What this task involves: Below are some records; give them all again exactly, but not the pictures.

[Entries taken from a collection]
++++++++++++++++++++

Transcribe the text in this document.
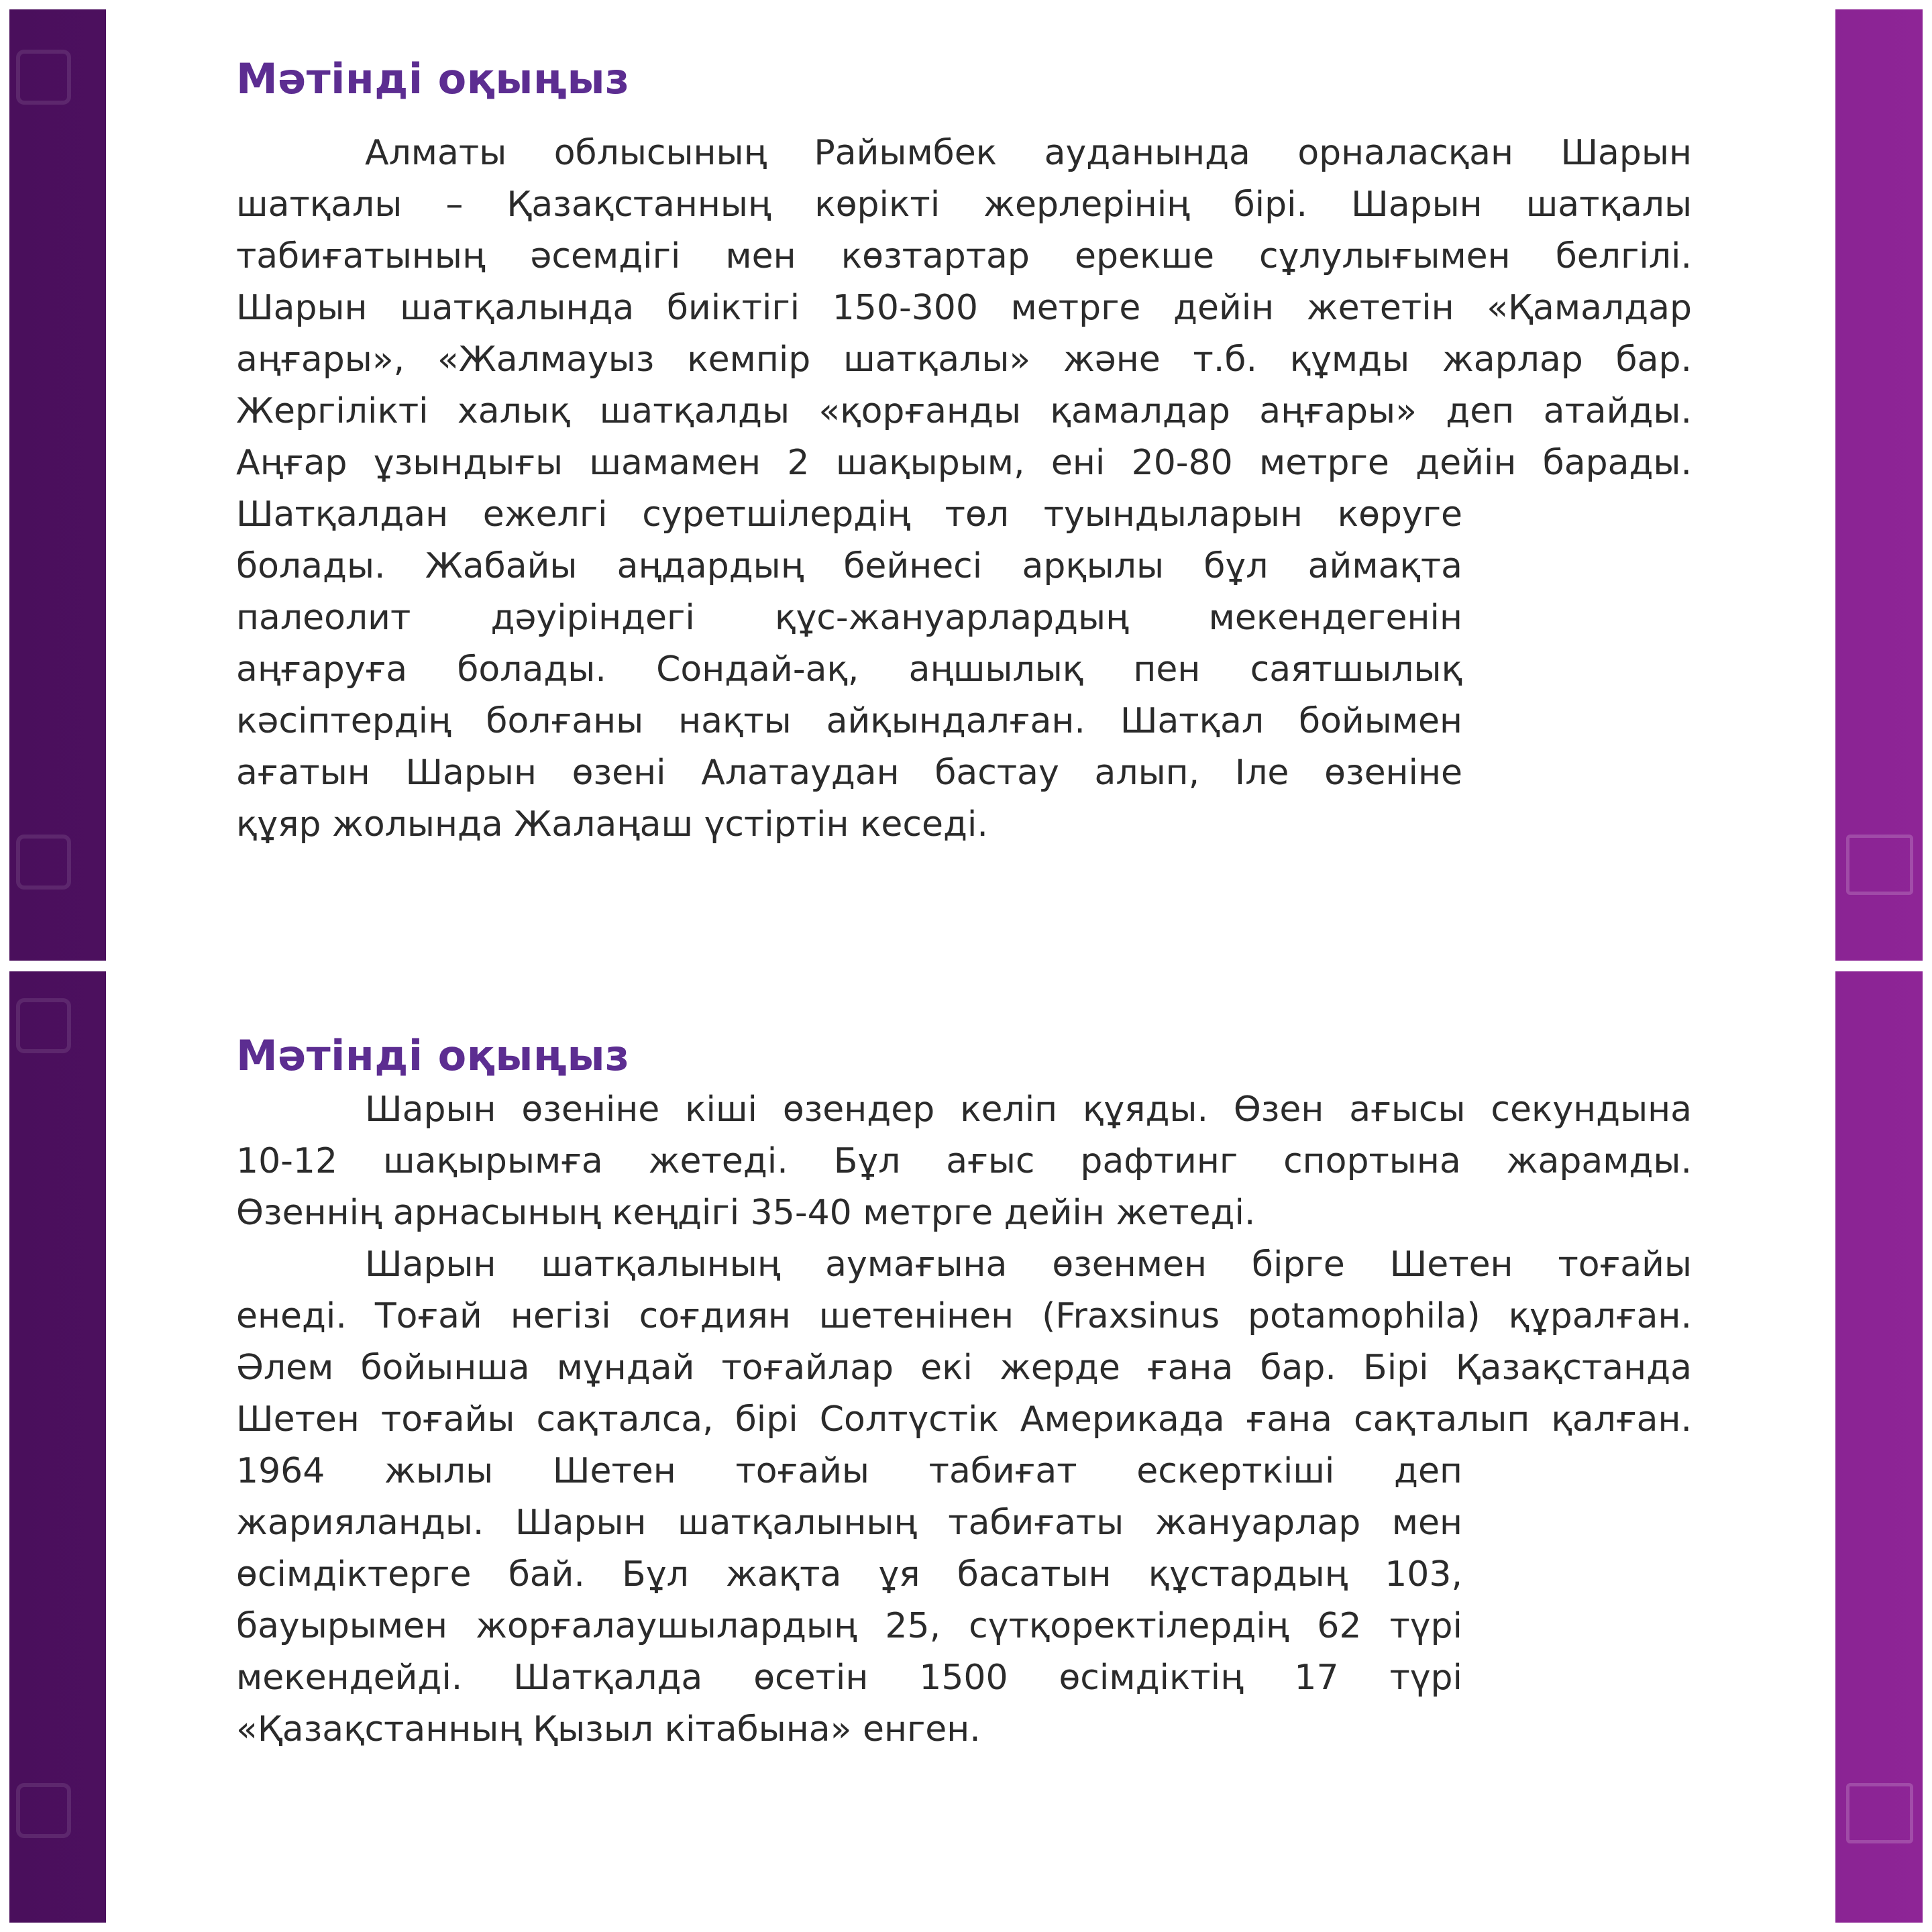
Мәтінді оқыңыз
Алматы облысының Райымбек ауданында орналасқан Шарын
шатқалы – Қазақстанның көрікті жерлерінің бірі. Шарын шатқалы
табиғатының әсемдігі мен көзтартар ерекше сұлулығымен белгілі.
Шарын шатқалында биіктігі 150-300 метрге дейін жететін «Қамалдар
аңғары», «Жалмауыз кемпір шатқалы» және т.б. құмды жарлар бар.
Жергілікті халық шатқалды «қорғанды қамалдар аңғары» деп атайды.
Аңғар ұзындығы шамамен 2 шақырым, ені 20-80 метрге дейін барады.
Шатқалдан ежелгі суретшілердің төл туындыларын көруге
болады. Жабайы аңдардың бейнесі арқылы бұл аймақта
палеолит дәуіріндегі құс-жануарлардың мекендегенін
аңғаруға болады. Сондай-ақ, аңшылық пен саятшылық
кәсіптердің болғаны нақты айқындалған. Шатқал бойымен
ағатын Шарын өзені Алатаудан бастау алып, Іле өзеніне
құяр жолында Жалаңаш үстіртін кеседі.
Мәтінді оқыңыз
Шарын өзеніне кіші өзендер келіп құяды. Өзен ағысы секундына
10-12 шақырымға жетеді. Бұл ағыс рафтинг спортына жарамды.
Өзеннің арнасының кеңдігі 35-40 метрге дейін жетеді.
Шарын шатқалының аумағына өзенмен бірге Шетен тоғайы
енеді. Тоғай негізі соғдиян шетенінен (Fraxsinus potamophila) құралған.
Әлем бойынша мұндай тоғайлар екі жерде ғана бар. Бірі Қазақстанда
Шетен тоғайы сақталса, бірі Солтүстік Америкада ғана сақталып қалған.
1964 жылы Шетен тоғайы табиғат ескерткіші деп
жарияланды. Шарын шатқалының табиғаты жануарлар мен
өсімдіктерге бай. Бұл жақта ұя басатын құстардың 103,
бауырымен жорғалаушылардың 25, сүтқоректілердің 62 түрі
мекендейді. Шатқалда өсетін 1500 өсімдіктің 17 түрі
«Қазақстанның Қызыл кітабына» енген.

++++++++++++++++++++

Task output:
Transcribe the text in this document.
Мәтінді оқыңыз
Алматы облысының Райымбек ауданында орналасқан Шарын
шатқалы – Қазақстанның көрікті жерлерінің бірі. Шарын шатқалы
табиғатының әсемдігі мен көзтартар ерекше сұлулығымен белгілі.
Шарын шатқалында биіктігі 150-300 метрге дейін жететін «Қамалдар
аңғары», «Жалмауыз кемпір шатқалы» және т.б. құмды жарлар бар.
Жергілікті халық шатқалды «қорғанды қамалдар аңғары» деп атайды.
Аңғар ұзындығы шамамен 2 шақырым, ені 20-80 метрге дейін барады.
Шатқалдан ежелгі суретшілердің төл туындыларын көруге
болады. Жабайы аңдардың бейнесі арқылы бұл аймақта
палеолит дәуіріндегі құс-жануарлардың мекендегенін
аңғаруға болады. Сондай-ақ, аңшылық пен саятшылық
кәсіптердің болғаны нақты айқындалған. Шатқал бойымен
ағатын Шарын өзені Алатаудан бастау алып, Іле өзеніне
құяр жолында Жалаңаш үстіртін кеседі.
Мәтінді оқыңыз
Шарын өзеніне кіші өзендер келіп құяды. Өзен ағысы секундына
10-12 шақырымға жетеді. Бұл ағыс рафтинг спортына жарамды.
Өзеннің арнасының кеңдігі 35-40 метрге дейін жетеді.
Шарын шатқалының аумағына өзенмен бірге Шетен тоғайы
енеді. Тоғай негізі соғдиян шетенінен (Fraxsinus potamophila) құралған.
Әлем бойынша мұндай тоғайлар екі жерде ғана бар. Бірі Қазақстанда
Шетен тоғайы сақталса, бірі Солтүстік Америкада ғана сақталып қалған.
1964 жылы Шетен тоғайы табиғат ескерткіші деп
жарияланды. Шарын шатқалының табиғаты жануарлар мен
өсімдіктерге бай. Бұл жақта ұя басатын құстардың 103,
бауырымен жорғалаушылардың 25, сүтқоректілердің 62 түрі
мекендейді. Шатқалда өсетін 1500 өсімдіктің 17 түрі
«Қазақстанның Қызыл кітабына» енген.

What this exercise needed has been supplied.